*Data section*
** Start **

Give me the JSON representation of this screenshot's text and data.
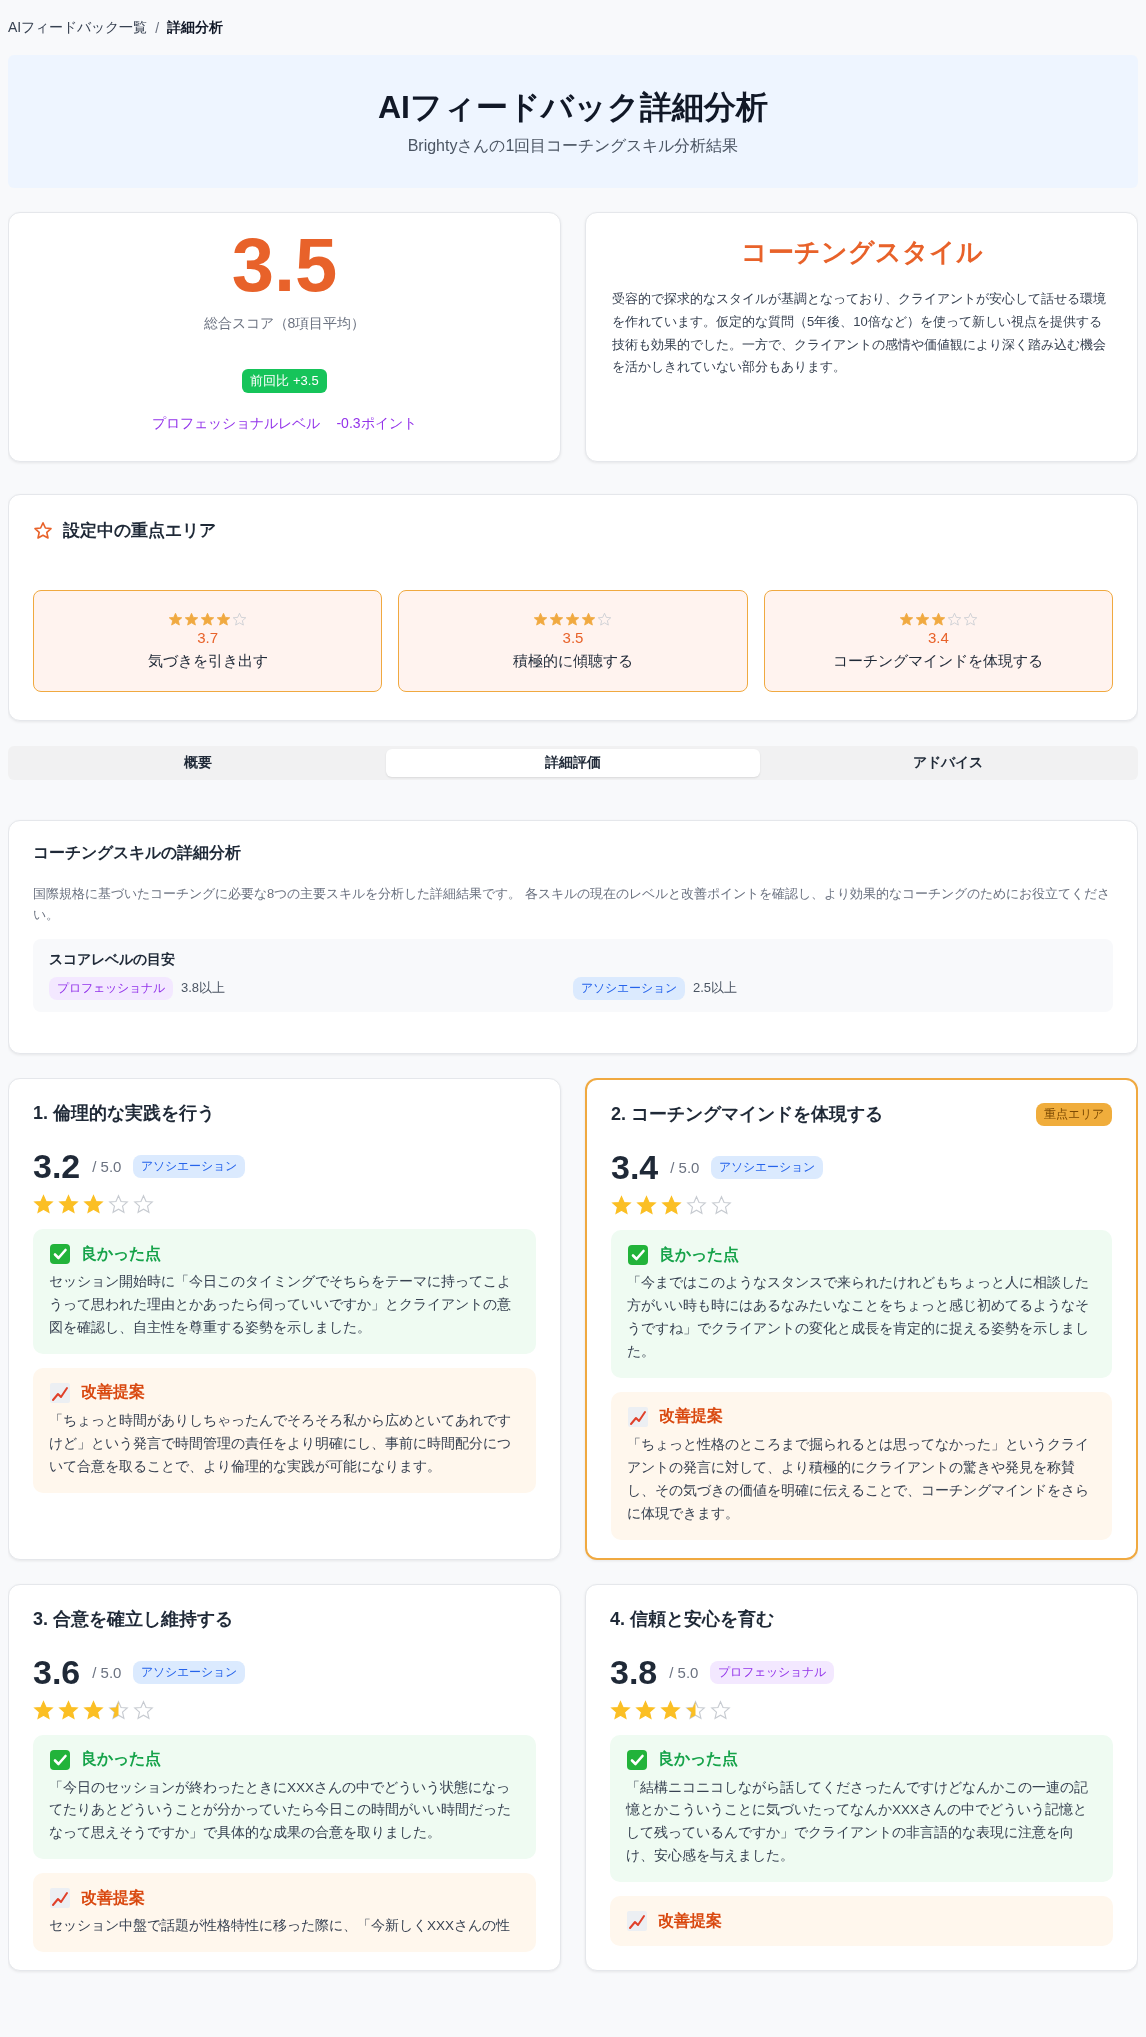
{
  "breadcrumb": {
    "separator": "/",
    "items": [
      {
        "label": "AIフィードバック一覧",
        "current": false
      },
      {
        "label": "詳細分析",
        "current": true
      }
    ]
  },
  "hero": {
    "title": "AIフィードバック詳細分析",
    "subtitle": "Brightyさんの1回目コーチングスキル分析結果"
  },
  "overall": {
    "score": "3.5",
    "label": "総合スコア（8項目平均）",
    "delta": "前回比 +3.5",
    "gap_label": "プロフェッショナルレベル",
    "gap_value": "-0.3ポイント"
  },
  "style": {
    "title": "コーチングスタイル",
    "text": "受容的で探求的なスタイルが基調となっており、クライアントが安心して話せる環境を作れています。仮定的な質問（5年後、10倍など）を使って新しい視点を提供する技術も効果的でした。一方で、クライアントの感情や価値観により深く踏み込む機会を活かしきれていない部分もあります。"
  },
  "focus_areas": {
    "title": "設定中の重点エリア",
    "items": [
      {
        "stars": 4,
        "score": "3.7",
        "label": "気づきを引き出す"
      },
      {
        "stars": 4,
        "score": "3.5",
        "label": "積極的に傾聴する"
      },
      {
        "stars": 3,
        "score": "3.4",
        "label": "コーチングマインドを体現する"
      }
    ]
  },
  "tabs": [
    {
      "label": "概要",
      "selected": false
    },
    {
      "label": "詳細評価",
      "selected": true
    },
    {
      "label": "アドバイス",
      "selected": false
    }
  ],
  "detail": {
    "title": "コーチングスキルの詳細分析",
    "text": "国際規格に基づいたコーチングに必要な8つの主要スキルを分析した詳細結果です。 各スキルの現在のレベルと改善ポイントを確認し、より効果的なコーチングのためにお役立てください。",
    "guide": {
      "title": "スコアレベルの目安",
      "levels": [
        {
          "kind": "professional",
          "label": "プロフェッショナル",
          "threshold": "3.8以上"
        },
        {
          "kind": "association",
          "label": "アソシエーション",
          "threshold": "2.5以上"
        }
      ]
    }
  },
  "skills": [
    {
      "title": "1. 倫理的な実践を行う",
      "focus": false,
      "score": "3.2",
      "max": "/ 5.0",
      "level": {
        "kind": "association",
        "label": "アソシエーション"
      },
      "stars": 3,
      "good": {
        "title": "良かった点",
        "text": "セッション開始時に「今日このタイミングでそちらをテーマに持ってこようって思われた理由とかあったら伺っていいですか」とクライアントの意図を確認し、自主性を尊重する姿勢を示しました。"
      },
      "improve": {
        "title": "改善提案",
        "text": "「ちょっと時間がありしちゃったんでそろそろ私から広めといてあれですけど」という発言で時間管理の責任をより明確にし、事前に時間配分について合意を取ることで、より倫理的な実践が可能になります。"
      }
    },
    {
      "title": "2. コーチングマインドを体現する",
      "focus": true,
      "focus_label": "重点エリア",
      "score": "3.4",
      "max": "/ 5.0",
      "level": {
        "kind": "association",
        "label": "アソシエーション"
      },
      "stars": 3,
      "good": {
        "title": "良かった点",
        "text": "「今まではこのようなスタンスで来られたけれどもちょっと人に相談した方がいい時も時にはあるなみたいなことをちょっと感じ初めてるようなそうですね」でクライアントの変化と成長を肯定的に捉える姿勢を示しました。"
      },
      "improve": {
        "title": "改善提案",
        "text": "「ちょっと性格のところまで掘られるとは思ってなかった」というクライアントの発言に対して、より積極的にクライアントの驚きや発見を称賛し、その気づきの価値を明確に伝えることで、コーチングマインドをさらに体現できます。"
      }
    },
    {
      "title": "3. 合意を確立し維持する",
      "focus": false,
      "score": "3.6",
      "max": "/ 5.0",
      "level": {
        "kind": "association",
        "label": "アソシエーション"
      },
      "stars": 3.5,
      "good": {
        "title": "良かった点",
        "text": "「今日のセッションが終わったときにXXXさんの中でどういう状態になってたりあとどういうことが分かっていたら今日この時間がいい時間だったなって思えそうですか」で具体的な成果の合意を取りました。"
      },
      "improve": {
        "title": "改善提案",
        "text": "セッション中盤で話題が性格特性に移った際に、「今新しくXXXさんの性"
      }
    },
    {
      "title": "4. 信頼と安心を育む",
      "focus": false,
      "score": "3.8",
      "max": "/ 5.0",
      "level": {
        "kind": "professional",
        "label": "プロフェッショナル"
      },
      "stars": 3.5,
      "good": {
        "title": "良かった点",
        "text": "「結構ニコニコしながら話してくださったんですけどなんかこの一連の記憶とかこういうことに気づいたってなんかXXXさんの中でどういう記憶として残っているんですか」でクライアントの非言語的な表現に注意を向け、安心感を与えました。"
      },
      "improve": {
        "title": "改善提案"
      }
    }
  ]
}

** End **

*Your task*
Each line in the records above should be reproduced exactly; images are not copied.

*Answer to the problem*
Give me the JSON representation of this screenshot's text and data.
{
  "breadcrumb": {
    "separator": "/",
    "items": [
      {
        "label": "AIフィードバック一覧",
        "current": false
      },
      {
        "label": "詳細分析",
        "current": true
      }
    ]
  },
  "hero": {
    "title": "AIフィードバック詳細分析",
    "subtitle": "Brightyさんの1回目コーチングスキル分析結果"
  },
  "overall": {
    "score": "3.5",
    "label": "総合スコア（8項目平均）",
    "delta": "前回比 +3.5",
    "gap_label": "プロフェッショナルレベル",
    "gap_value": "-0.3ポイント"
  },
  "style": {
    "title": "コーチングスタイル",
    "text": "受容的で探求的なスタイルが基調となっており、クライアントが安心して話せる環境を作れています。仮定的な質問（5年後、10倍など）を使って新しい視点を提供する技術も効果的でした。一方で、クライアントの感情や価値観により深く踏み込む機会を活かしきれていない部分もあります。"
  },
  "focus_areas": {
    "title": "設定中の重点エリア",
    "items": [
      {
        "stars": 4,
        "score": "3.7",
        "label": "気づきを引き出す"
      },
      {
        "stars": 4,
        "score": "3.5",
        "label": "積極的に傾聴する"
      },
      {
        "stars": 3,
        "score": "3.4",
        "label": "コーチングマインドを体現する"
      }
    ]
  },
  "tabs": [
    {
      "label": "概要",
      "selected": false
    },
    {
      "label": "詳細評価",
      "selected": true
    },
    {
      "label": "アドバイス",
      "selected": false
    }
  ],
  "detail": {
    "title": "コーチングスキルの詳細分析",
    "text": "国際規格に基づいたコーチングに必要な8つの主要スキルを分析した詳細結果です。 各スキルの現在のレベルと改善ポイントを確認し、より効果的なコーチングのためにお役立てください。",
    "guide": {
      "title": "スコアレベルの目安",
      "levels": [
        {
          "kind": "professional",
          "label": "プロフェッショナル",
          "threshold": "3.8以上"
        },
        {
          "kind": "association",
          "label": "アソシエーション",
          "threshold": "2.5以上"
        }
      ]
    }
  },
  "skills": [
    {
      "title": "1. 倫理的な実践を行う",
      "focus": false,
      "score": "3.2",
      "max": "/ 5.0",
      "level": {
        "kind": "association",
        "label": "アソシエーション"
      },
      "stars": 3,
      "good": {
        "title": "良かった点",
        "text": "セッション開始時に「今日このタイミングでそちらをテーマに持ってこようって思われた理由とかあったら伺っていいですか」とクライアントの意図を確認し、自主性を尊重する姿勢を示しました。"
      },
      "improve": {
        "title": "改善提案",
        "text": "「ちょっと時間がありしちゃったんでそろそろ私から広めといてあれですけど」という発言で時間管理の責任をより明確にし、事前に時間配分について合意を取ることで、より倫理的な実践が可能になります。"
      }
    },
    {
      "title": "2. コーチングマインドを体現する",
      "focus": true,
      "focus_label": "重点エリア",
      "score": "3.4",
      "max": "/ 5.0",
      "level": {
        "kind": "association",
        "label": "アソシエーション"
      },
      "stars": 3,
      "good": {
        "title": "良かった点",
        "text": "「今まではこのようなスタンスで来られたけれどもちょっと人に相談した方がいい時も時にはあるなみたいなことをちょっと感じ初めてるようなそうですね」でクライアントの変化と成長を肯定的に捉える姿勢を示しました。"
      },
      "improve": {
        "title": "改善提案",
        "text": "「ちょっと性格のところまで掘られるとは思ってなかった」というクライアントの発言に対して、より積極的にクライアントの驚きや発見を称賛し、その気づきの価値を明確に伝えることで、コーチングマインドをさらに体現できます。"
      }
    },
    {
      "title": "3. 合意を確立し維持する",
      "focus": false,
      "score": "3.6",
      "max": "/ 5.0",
      "level": {
        "kind": "association",
        "label": "アソシエーション"
      },
      "stars": 3.5,
      "good": {
        "title": "良かった点",
        "text": "「今日のセッションが終わったときにXXXさんの中でどういう状態になってたりあとどういうことが分かっていたら今日この時間がいい時間だったなって思えそうですか」で具体的な成果の合意を取りました。"
      },
      "improve": {
        "title": "改善提案",
        "text": "セッション中盤で話題が性格特性に移った際に、「今新しくXXXさんの性"
      }
    },
    {
      "title": "4. 信頼と安心を育む",
      "focus": false,
      "score": "3.8",
      "max": "/ 5.0",
      "level": {
        "kind": "professional",
        "label": "プロフェッショナル"
      },
      "stars": 3.5,
      "good": {
        "title": "良かった点",
        "text": "「結構ニコニコしながら話してくださったんですけどなんかこの一連の記憶とかこういうことに気づいたってなんかXXXさんの中でどういう記憶として残っているんですか」でクライアントの非言語的な表現に注意を向け、安心感を与えました。"
      },
      "improve": {
        "title": "改善提案"
      }
    }
  ]
}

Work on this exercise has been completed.